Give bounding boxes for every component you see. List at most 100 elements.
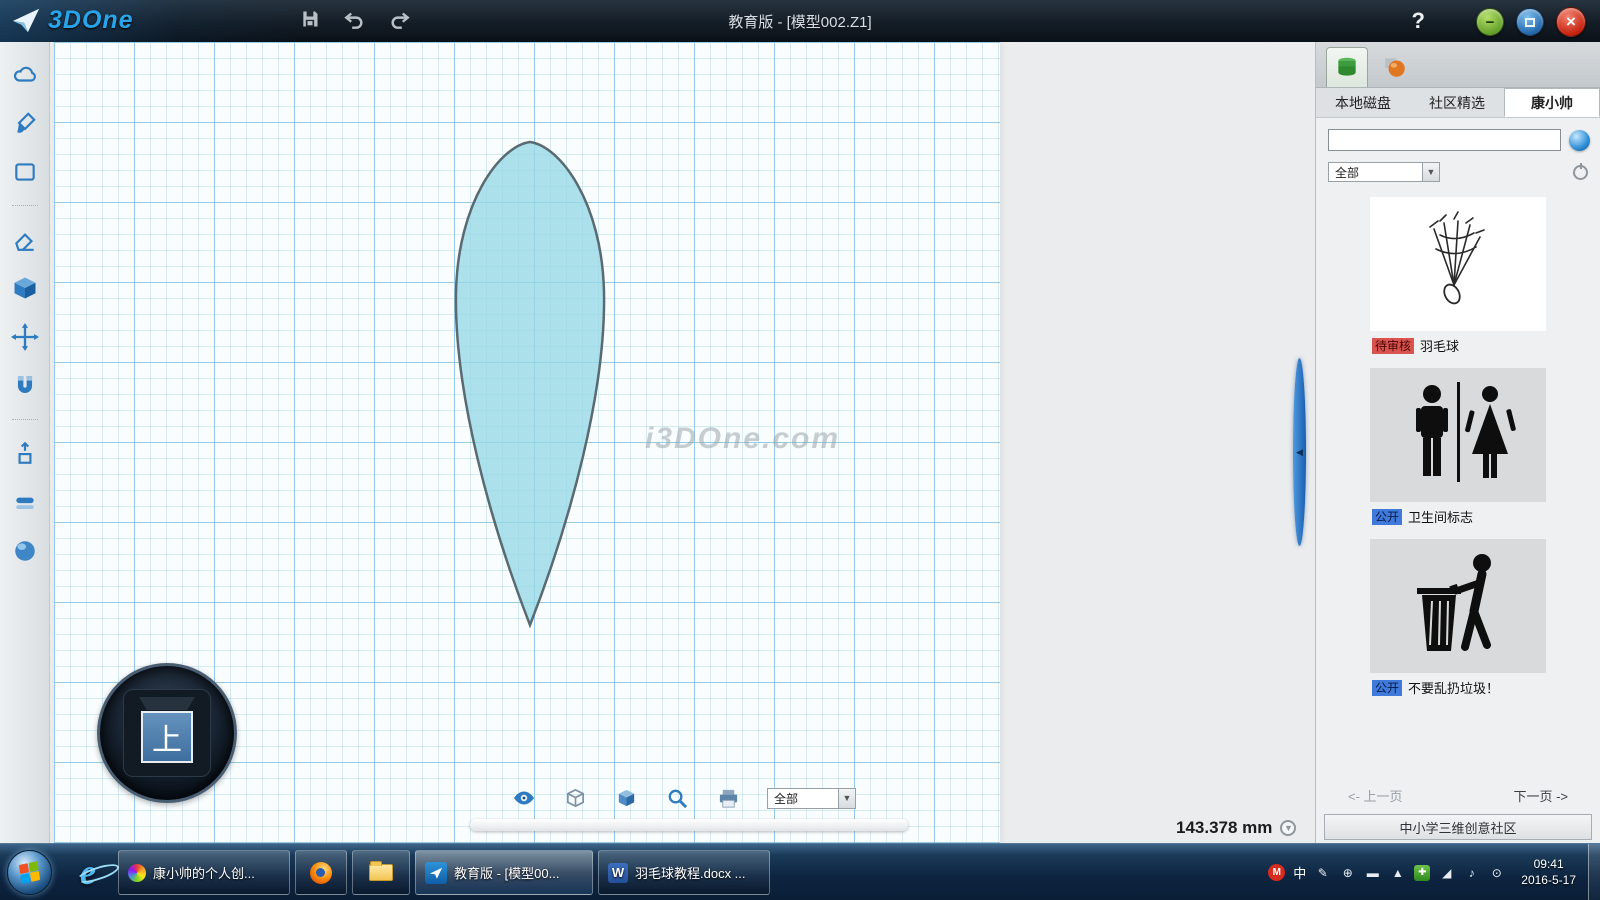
modeling-canvas[interactable]: i3DOne.com 上 全部 [50,42,1315,843]
community-site-button[interactable]: 中小学三维创意社区 [1324,814,1592,840]
next-page-link[interactable]: 下一页 -> [1513,786,1568,805]
refresh-icon[interactable] [1573,165,1588,180]
help-button[interactable]: ? [1412,0,1425,42]
view-cube-body: 上 [123,689,211,777]
pen-input-icon[interactable]: ✎ [1314,864,1331,881]
no-littering-sign-image [1370,539,1546,673]
clock-date: 2016-5-17 [1521,873,1576,889]
save-button[interactable] [300,9,320,34]
toolbar-separator [12,419,38,420]
internet-explorer-button[interactable]: e [68,852,108,892]
3done-app-icon [425,862,447,884]
magnet-tool-icon[interactable] [9,370,41,402]
search-icon[interactable] [1569,130,1590,151]
close-button[interactable]: × [1556,7,1586,37]
security-shield-icon[interactable]: ✚ [1414,865,1430,881]
shaded-cube-icon[interactable] [614,786,638,810]
models-library-tab[interactable] [1326,47,1368,87]
measurement-value: 143.378 mm [1176,818,1272,838]
cloud-library-tool-icon[interactable] [9,58,41,90]
taskbar-button-browser-window[interactable]: 康小帅的个人创... [118,850,290,895]
model-card-restroom[interactable]: 公开 卫生间标志 [1370,368,1546,526]
taskbar-button-label: 羽毛球教程.docx ... [635,863,746,882]
network-icon[interactable]: ◢ [1438,864,1455,881]
system-tray: M 中 ✎ ⊕ ▬ ▲ ✚ ◢ ♪ ⊙ 09:41 2016-5-17 [1268,850,1584,895]
taskbar-button-word[interactable]: W 羽毛球教程.docx ... [598,850,770,895]
panel-filter-select[interactable]: 全部 ▼ [1328,162,1440,182]
materials-library-tab[interactable] [1374,47,1416,87]
model-card-no-littering[interactable]: 公开 不要乱扔垃圾！ [1370,539,1546,697]
ime-badge-icon[interactable]: M [1268,864,1285,881]
tab-community-featured[interactable]: 社区精选 [1410,88,1504,117]
model-thumbnail [1370,368,1546,502]
app-logo: 3DOne [10,5,134,35]
print-icon[interactable] [716,786,740,810]
view-cube-front-face[interactable]: 上 [141,711,193,763]
hidden-icons-arrow[interactable]: ▲ [1389,864,1406,881]
canvas-slider-bar[interactable] [470,819,908,831]
sphere-tool-icon[interactable] [9,535,41,567]
taskbar-button-firefox[interactable] [295,850,347,895]
status-badge: 公开 [1372,509,1402,525]
power-tray-icon[interactable]: ⊙ [1488,864,1505,881]
prev-page-link[interactable]: <- 上一页 [1348,786,1403,805]
search-input[interactable] [1328,129,1561,151]
model-title: 不要乱扔垃圾！ [1408,678,1499,697]
windows-logo-icon [19,861,40,884]
primitive-cube-tool-icon[interactable] [9,272,41,304]
taskbar-button-label: 教育版 - [模型00... [454,863,559,882]
show-desktop-button[interactable] [1588,844,1600,900]
model-thumbnail [1370,539,1546,673]
canvas-filter-select[interactable]: 全部 ▼ [767,788,856,809]
visibility-eye-icon[interactable] [512,786,536,810]
chevron-left-icon: ◀ [1296,447,1303,458]
canvas-filter-value: 全部 [768,790,838,807]
taskbar-clock[interactable]: 09:41 2016-5-17 [1513,857,1584,888]
toolbar-separator [12,205,38,206]
brush-tool-icon[interactable] [9,107,41,139]
restroom-sign-image [1370,368,1546,502]
community-page-icon [128,864,146,882]
view-cube-top-face [139,697,195,710]
start-button[interactable] [7,850,52,895]
taskbar-button-explorer[interactable] [352,850,410,895]
taskbar-button-3done[interactable]: 教育版 - [模型00... [415,850,593,895]
language-indicator[interactable]: 中 [1293,863,1306,882]
shuttlecock-image [1370,197,1546,331]
chevron-down-icon: ▼ [1422,163,1439,181]
search-row [1316,118,1600,156]
model-title: 卫生间标志 [1408,507,1473,526]
keyboard-icon[interactable]: ▬ [1364,864,1381,881]
section-tool-icon[interactable] [9,486,41,518]
move-tool-icon[interactable] [9,321,41,353]
logo-text: 3DOne [48,6,134,35]
tab-my-account[interactable]: 康小帅 [1504,88,1600,117]
watermark: i3DOne.com [645,422,840,456]
eraser-tool-icon[interactable] [9,223,41,255]
database-icon [1334,55,1360,81]
model-card-shuttlecock[interactable]: 待审核 羽毛球 [1370,197,1546,355]
tab-local-disk[interactable]: 本地磁盘 [1316,88,1410,117]
units-menu-icon[interactable]: ▼ [1280,820,1296,836]
minimize-button[interactable]: − [1476,8,1504,36]
zoom-icon[interactable] [665,786,689,810]
status-badge: 公开 [1372,680,1402,696]
settings-tray-icon[interactable]: ⊕ [1339,864,1356,881]
taskbar-button-label: 康小帅的个人创... [153,863,255,882]
undo-button[interactable] [342,8,366,35]
app-window: 3DOne 教育版 - [模型002.Z1] ? − × [0,0,1600,900]
panel-filter-value: 全部 [1329,164,1422,181]
maximize-icon [1525,18,1535,27]
redo-button[interactable] [388,8,412,35]
wireframe-cube-icon[interactable] [563,786,587,810]
paper-plane-icon [10,5,42,35]
extrude-tool-icon[interactable] [9,437,41,469]
clock-time: 09:41 [1521,857,1576,873]
maximize-button[interactable] [1516,8,1544,36]
volume-icon[interactable]: ♪ [1463,864,1480,881]
left-toolbar [0,42,50,843]
view-cube[interactable]: 上 [97,663,237,803]
sketch-tool-icon[interactable] [9,156,41,188]
sketch-shape-teardrop[interactable] [430,122,630,642]
panel-collapse-handle[interactable]: ◀ [1293,358,1306,546]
┄┄┄┄┄┄
STATED EXERCISE. Reproduce every line of the listing above verbatim, omitting the pictures.

ANSWER TO THIS PROBLEM.
Give bounding boxes for every component you see. List at most 100 elements.
modeling-canvas[interactable]: i3DOne.com 上 全部 [50,42,1315,843]
community-site-button[interactable]: 中小学三维创意社区 [1324,814,1592,840]
next-page-link[interactable]: 下一页 -> [1513,786,1568,805]
refresh-icon[interactable] [1573,165,1588,180]
help-button[interactable]: ? [1412,0,1425,42]
view-cube-body: 上 [123,689,211,777]
pen-input-icon[interactable]: ✎ [1314,864,1331,881]
no-littering-sign-image [1370,539,1546,673]
clock-date: 2016-5-17 [1521,873,1576,889]
save-button[interactable] [300,9,320,34]
toolbar-separator [12,419,38,420]
internet-explorer-button[interactable]: e [68,852,108,892]
3done-app-icon [425,862,447,884]
magnet-tool-icon[interactable] [9,370,41,402]
search-icon[interactable] [1569,130,1590,151]
close-button[interactable]: × [1556,7,1586,37]
security-shield-icon[interactable]: ✚ [1414,865,1430,881]
shaded-cube-icon[interactable] [614,786,638,810]
models-library-tab[interactable] [1326,47,1368,87]
measurement-value: 143.378 mm [1176,818,1272,838]
cloud-library-tool-icon[interactable] [9,58,41,90]
taskbar-button-browser-window[interactable]: 康小帅的个人创... [118,850,290,895]
model-card-restroom[interactable]: 公开 卫生间标志 [1370,368,1546,526]
taskbar-button-label: 羽毛球教程.docx ... [635,863,746,882]
network-icon[interactable]: ◢ [1438,864,1455,881]
system-tray: M 中 ✎ ⊕ ▬ ▲ ✚ ◢ ♪ ⊙ 09:41 2016-5-17 [1268,850,1584,895]
taskbar-button-word[interactable]: W 羽毛球教程.docx ... [598,850,770,895]
panel-filter-select[interactable]: 全部 ▼ [1328,162,1440,182]
materials-library-tab[interactable] [1374,47,1416,87]
model-card-no-littering[interactable]: 公开 不要乱扔垃圾！ [1370,539,1546,697]
ime-badge-icon[interactable]: M [1268,864,1285,881]
tab-community-featured[interactable]: 社区精选 [1410,88,1504,117]
model-thumbnail [1370,368,1546,502]
app-logo: 3DOne [10,5,134,35]
print-icon[interactable] [716,786,740,810]
view-cube-front-face[interactable]: 上 [141,711,193,763]
hidden-icons-arrow[interactable]: ▲ [1389,864,1406,881]
canvas-slider-bar[interactable] [470,819,908,831]
sphere-tool-icon[interactable] [9,535,41,567]
taskbar-button-firefox[interactable] [295,850,347,895]
status-badge: 公开 [1372,509,1402,525]
power-tray-icon[interactable]: ⊙ [1488,864,1505,881]
prev-page-link[interactable]: <- 上一页 [1348,786,1403,805]
search-input[interactable] [1328,129,1561,151]
model-title: 不要乱扔垃圾！ [1408,678,1499,697]
windows-logo-icon [19,861,40,884]
primitive-cube-tool-icon[interactable] [9,272,41,304]
taskbar-button-label: 教育版 - [模型00... [454,863,559,882]
show-desktop-button[interactable] [1588,844,1600,900]
model-thumbnail [1370,539,1546,673]
canvas-filter-select[interactable]: 全部 ▼ [767,788,856,809]
visibility-eye-icon[interactable] [512,786,536,810]
chevron-left-icon: ◀ [1296,447,1303,458]
canvas-filter-value: 全部 [768,790,838,807]
taskbar-clock[interactable]: 09:41 2016-5-17 [1513,857,1584,888]
toolbar-separator [12,205,38,206]
brush-tool-icon[interactable] [9,107,41,139]
restroom-sign-image [1370,368,1546,502]
community-page-icon [128,864,146,882]
view-cube-top-face [139,697,195,710]
start-button[interactable] [7,850,52,895]
taskbar-button-explorer[interactable] [352,850,410,895]
taskbar-button-3done[interactable]: 教育版 - [模型00... [415,850,593,895]
language-indicator[interactable]: 中 [1293,863,1306,882]
shuttlecock-image [1370,197,1546,331]
chevron-down-icon: ▼ [1422,163,1439,181]
search-row [1316,118,1600,156]
model-title: 卫生间标志 [1408,507,1473,526]
keyboard-icon[interactable]: ▬ [1364,864,1381,881]
section-tool-icon[interactable] [9,486,41,518]
move-tool-icon[interactable] [9,321,41,353]
logo-text: 3DOne [48,6,134,35]
tab-my-account[interactable]: 康小帅 [1504,88,1600,117]
watermark: i3DOne.com [645,422,840,456]
eraser-tool-icon[interactable] [9,223,41,255]
database-icon [1334,55,1360,81]
model-card-shuttlecock[interactable]: 待审核 羽毛球 [1370,197,1546,355]
tab-local-disk[interactable]: 本地磁盘 [1316,88,1410,117]
units-menu-icon[interactable]: ▼ [1280,820,1296,836]
minimize-button[interactable]: − [1476,8,1504,36]
zoom-icon[interactable] [665,786,689,810]
status-badge: 公开 [1372,680,1402,696]
settings-tray-icon[interactable]: ⊕ [1339,864,1356,881]
taskbar-button-label: 康小帅的个人创... [153,863,255,882]
undo-button[interactable] [342,8,366,35]
app-window: 3DOne 教育版 - [模型002.Z1] ? − × [0,0,1600,900]
panel-filter-value: 全部 [1329,164,1422,181]
maximize-icon [1525,18,1535,27]
redo-button[interactable] [388,8,412,35]
wireframe-cube-icon[interactable] [563,786,587,810]
paper-plane-icon [10,5,42,35]
extrude-tool-icon[interactable] [9,437,41,469]
clock-time: 09:41 [1521,857,1576,873]
maximize-button[interactable] [1516,8,1544,36]
volume-icon[interactable]: ♪ [1463,864,1480,881]
left-toolbar [0,42,50,843]
view-cube[interactable]: 上 [97,663,237,803]
sketch-tool-icon[interactable] [9,156,41,188]
sketch-shape-teardrop[interactable] [430,122,630,642]
panel-collapse-handle[interactable]: ◀ [1293,358,1306,546]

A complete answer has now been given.